• [Short problem]
Filter the entries, keeping every line with the word "image".

** start Task material **

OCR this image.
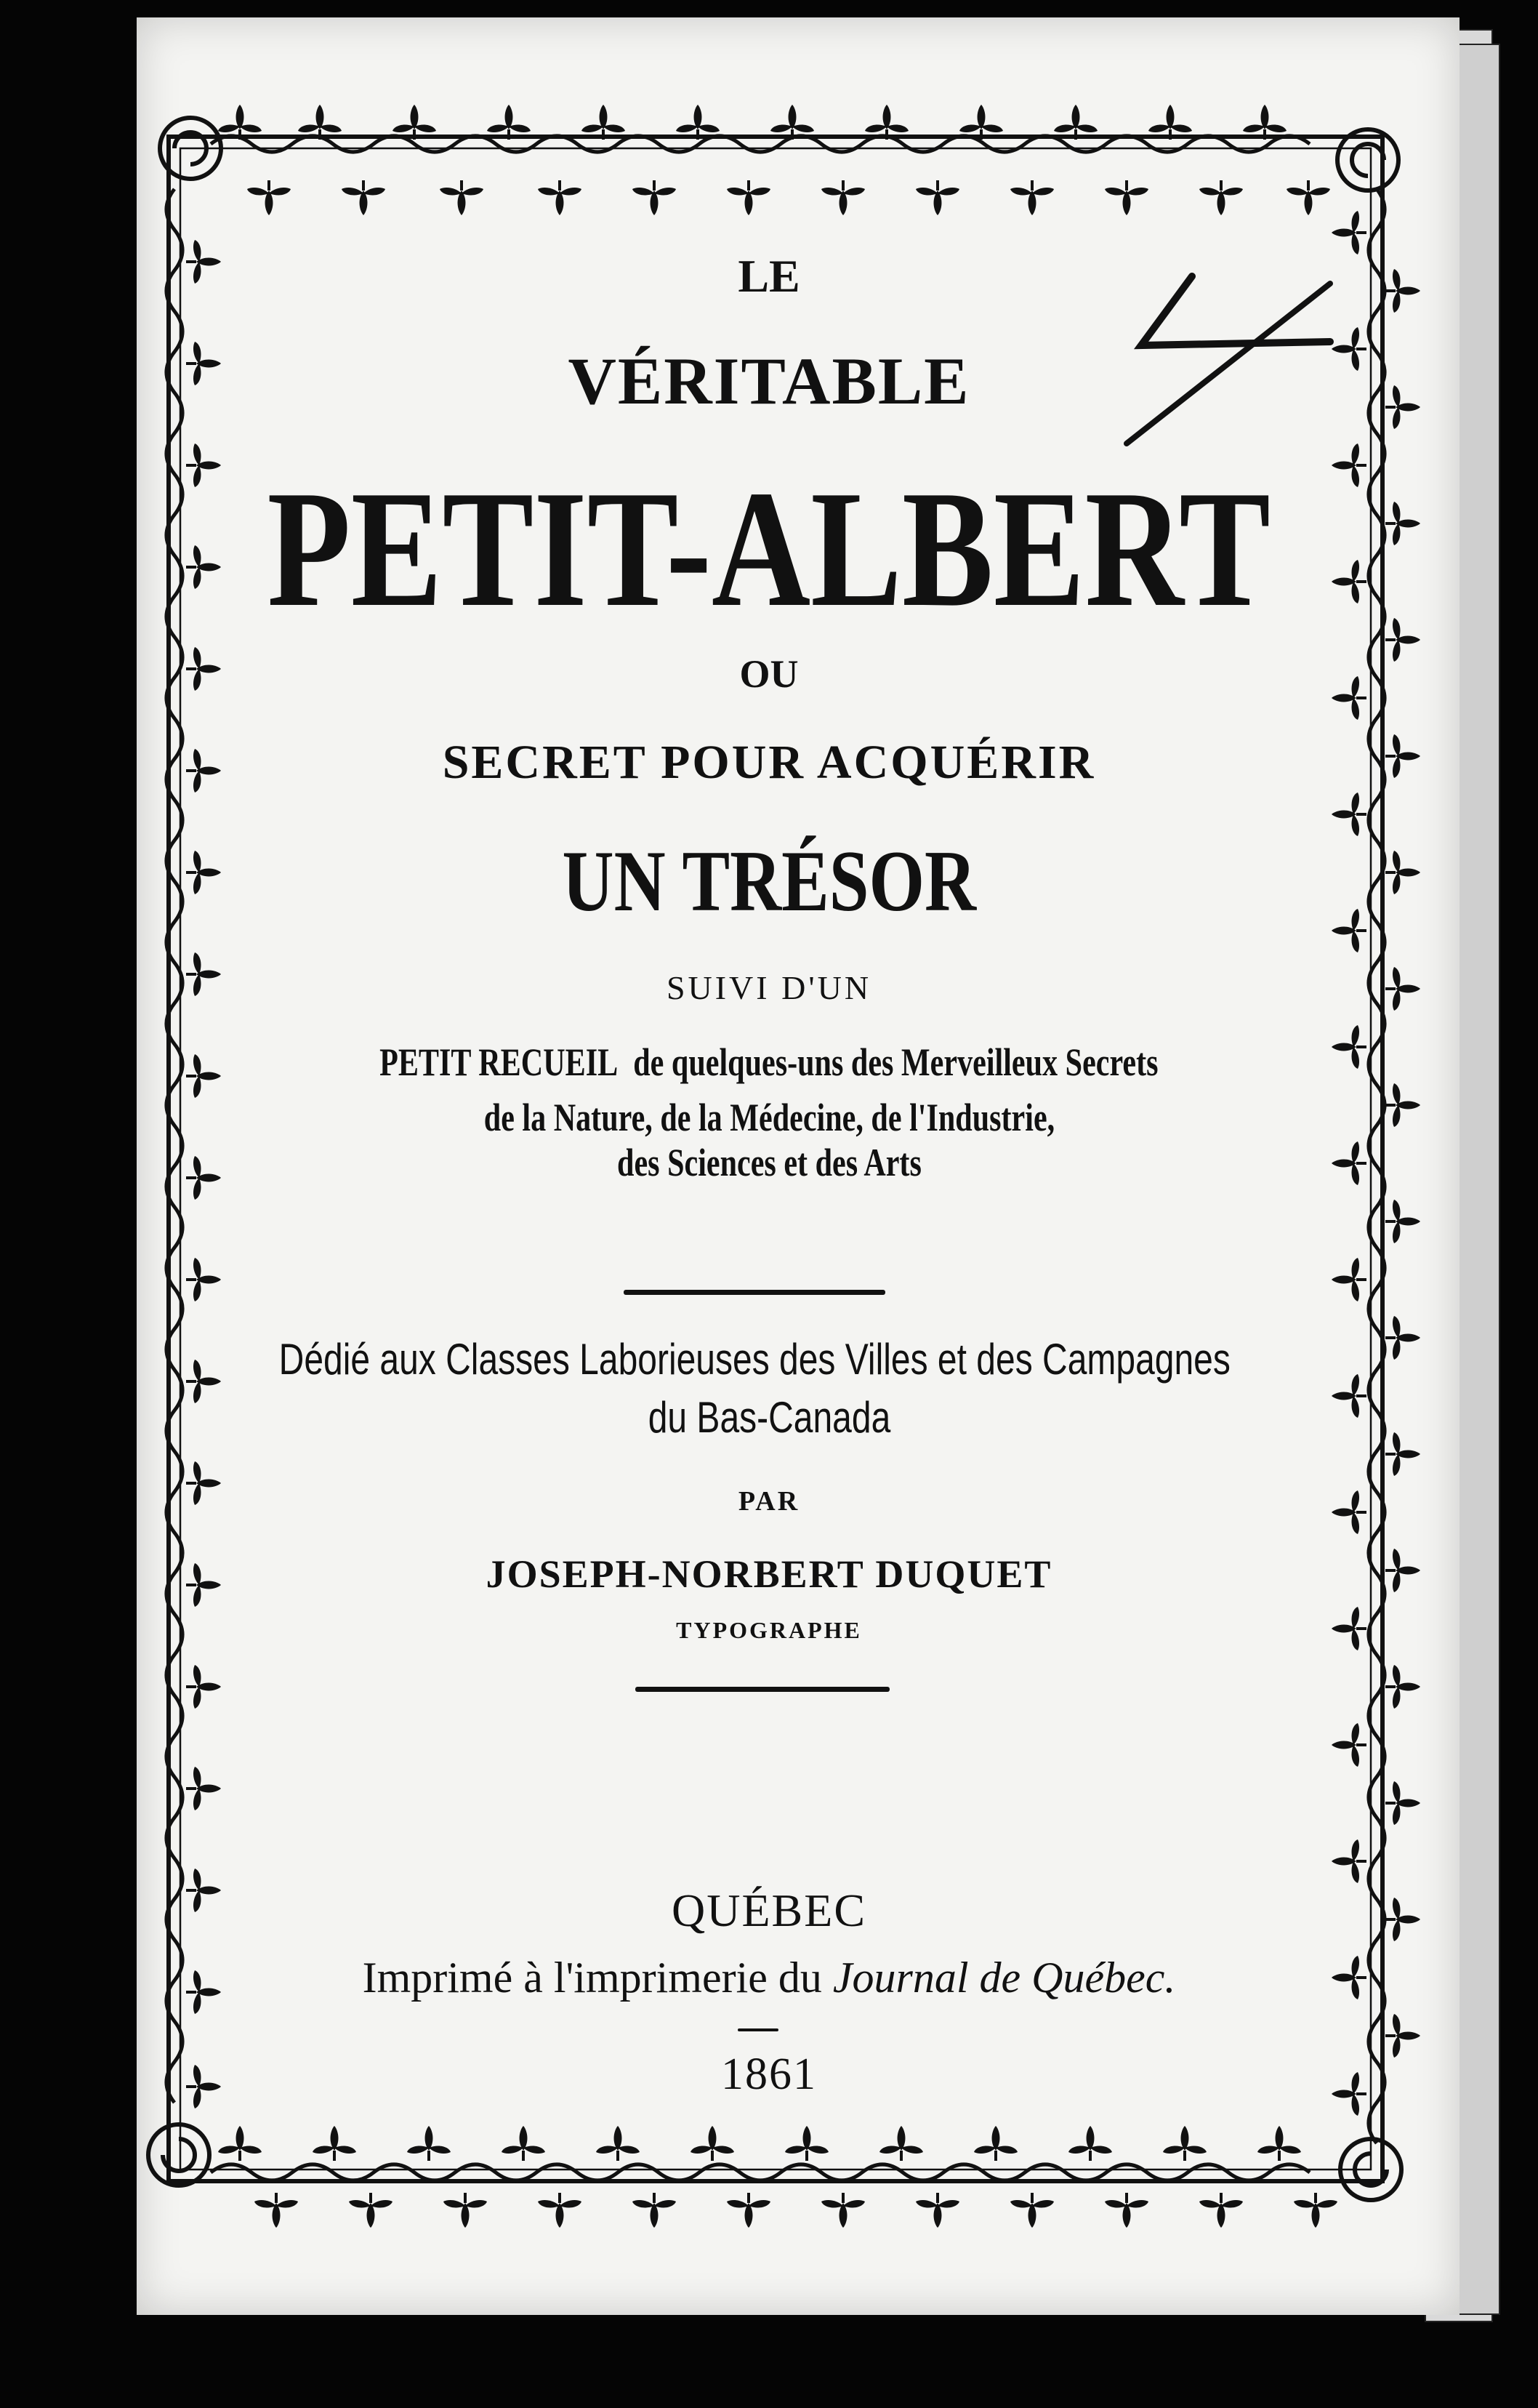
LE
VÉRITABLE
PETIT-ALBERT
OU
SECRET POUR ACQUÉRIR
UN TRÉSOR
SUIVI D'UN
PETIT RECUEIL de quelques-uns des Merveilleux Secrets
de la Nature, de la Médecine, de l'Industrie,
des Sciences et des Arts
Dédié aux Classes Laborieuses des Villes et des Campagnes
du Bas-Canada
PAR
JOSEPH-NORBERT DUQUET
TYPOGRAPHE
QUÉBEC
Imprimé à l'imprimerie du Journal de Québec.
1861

** end Task material **
** start Task material **

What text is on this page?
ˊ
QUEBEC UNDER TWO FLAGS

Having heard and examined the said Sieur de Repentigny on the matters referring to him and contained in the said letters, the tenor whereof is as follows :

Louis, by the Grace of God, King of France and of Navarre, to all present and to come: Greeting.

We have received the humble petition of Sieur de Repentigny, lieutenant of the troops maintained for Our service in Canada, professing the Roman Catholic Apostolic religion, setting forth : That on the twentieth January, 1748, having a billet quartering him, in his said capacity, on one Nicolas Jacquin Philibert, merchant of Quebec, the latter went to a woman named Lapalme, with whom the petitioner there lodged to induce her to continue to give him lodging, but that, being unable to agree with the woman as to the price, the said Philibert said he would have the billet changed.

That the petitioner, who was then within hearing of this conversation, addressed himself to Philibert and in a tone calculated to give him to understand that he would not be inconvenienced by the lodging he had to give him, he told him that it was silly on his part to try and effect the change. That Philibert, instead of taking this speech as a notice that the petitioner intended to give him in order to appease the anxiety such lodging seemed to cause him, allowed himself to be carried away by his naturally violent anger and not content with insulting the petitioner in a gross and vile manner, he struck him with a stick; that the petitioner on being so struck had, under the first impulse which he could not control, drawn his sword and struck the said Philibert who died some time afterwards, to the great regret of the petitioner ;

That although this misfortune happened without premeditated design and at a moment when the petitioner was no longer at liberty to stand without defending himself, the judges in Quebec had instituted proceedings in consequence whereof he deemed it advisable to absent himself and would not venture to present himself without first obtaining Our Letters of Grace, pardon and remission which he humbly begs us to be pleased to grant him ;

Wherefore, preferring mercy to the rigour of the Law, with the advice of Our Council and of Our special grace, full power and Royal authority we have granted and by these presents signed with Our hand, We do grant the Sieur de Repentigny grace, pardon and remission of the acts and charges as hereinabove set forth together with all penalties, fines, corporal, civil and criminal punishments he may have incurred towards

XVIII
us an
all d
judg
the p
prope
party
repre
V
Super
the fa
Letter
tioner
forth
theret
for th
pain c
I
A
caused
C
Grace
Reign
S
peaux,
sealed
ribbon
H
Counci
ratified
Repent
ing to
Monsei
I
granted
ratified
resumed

** end Task material **
** start Task material **

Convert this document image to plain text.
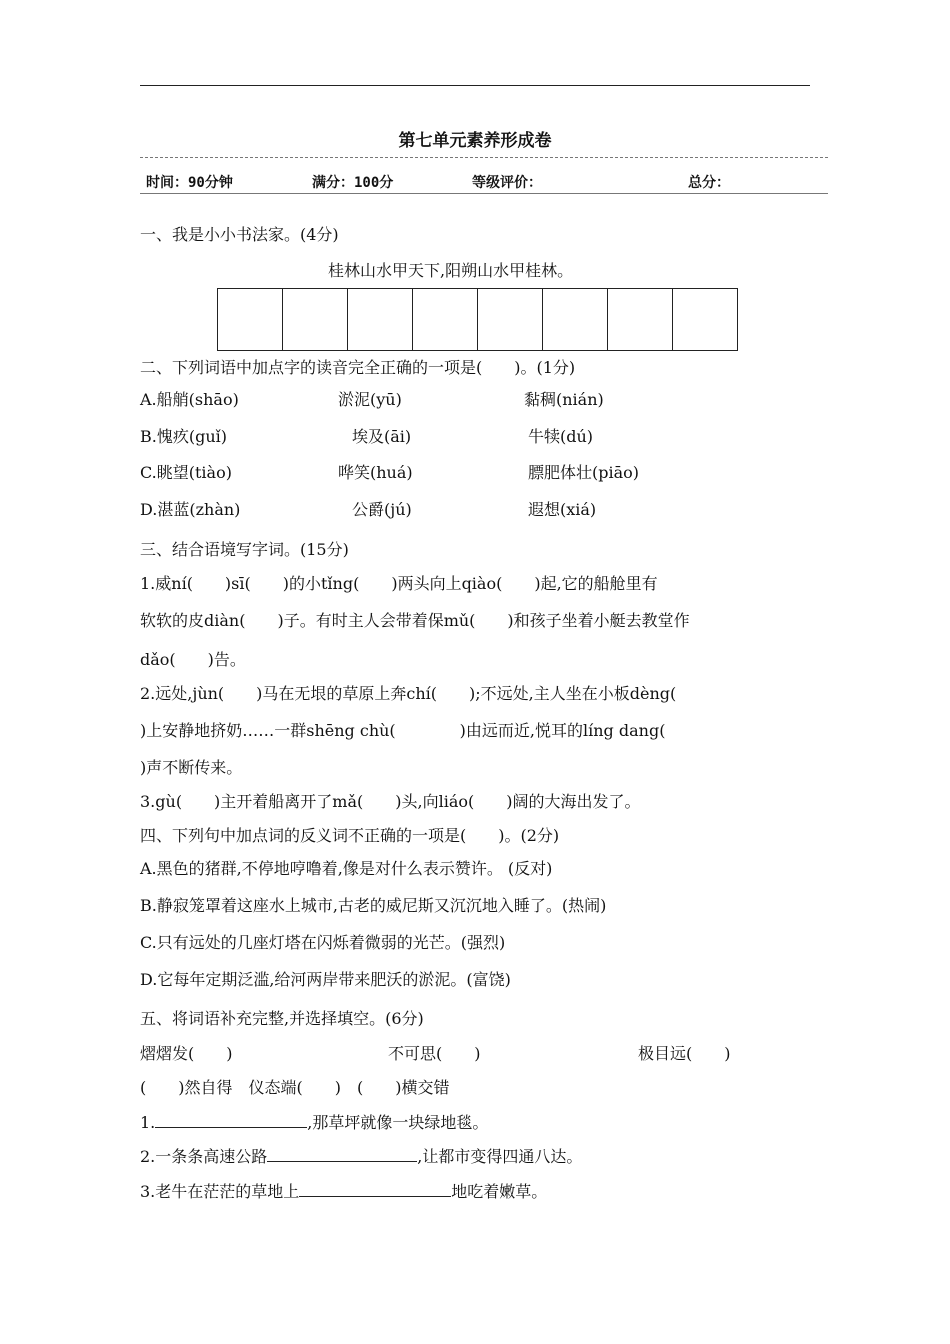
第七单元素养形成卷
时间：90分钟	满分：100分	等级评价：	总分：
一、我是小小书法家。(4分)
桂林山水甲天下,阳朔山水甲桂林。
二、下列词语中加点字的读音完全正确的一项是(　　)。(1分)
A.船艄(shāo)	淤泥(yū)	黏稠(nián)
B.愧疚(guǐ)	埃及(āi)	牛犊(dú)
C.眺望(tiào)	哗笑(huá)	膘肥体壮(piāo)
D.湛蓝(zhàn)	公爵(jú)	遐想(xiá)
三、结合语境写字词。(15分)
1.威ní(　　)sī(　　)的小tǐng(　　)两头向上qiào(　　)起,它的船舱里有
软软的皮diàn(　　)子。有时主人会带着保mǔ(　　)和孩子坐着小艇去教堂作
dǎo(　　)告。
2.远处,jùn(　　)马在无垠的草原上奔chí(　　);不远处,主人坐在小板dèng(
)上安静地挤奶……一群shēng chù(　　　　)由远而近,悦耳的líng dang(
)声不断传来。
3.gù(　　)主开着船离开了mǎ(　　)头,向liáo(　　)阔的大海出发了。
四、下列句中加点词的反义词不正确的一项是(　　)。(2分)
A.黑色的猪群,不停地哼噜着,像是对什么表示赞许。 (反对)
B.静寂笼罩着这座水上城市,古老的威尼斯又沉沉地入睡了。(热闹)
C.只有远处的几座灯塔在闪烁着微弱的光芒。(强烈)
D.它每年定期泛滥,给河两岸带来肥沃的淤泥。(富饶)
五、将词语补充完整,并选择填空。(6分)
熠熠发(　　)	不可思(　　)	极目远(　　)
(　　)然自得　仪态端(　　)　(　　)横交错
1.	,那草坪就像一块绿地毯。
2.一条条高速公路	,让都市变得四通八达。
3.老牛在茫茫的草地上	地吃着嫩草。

** end Task material **

• [Full output]
OCR this image.
Convert this document image to plain text.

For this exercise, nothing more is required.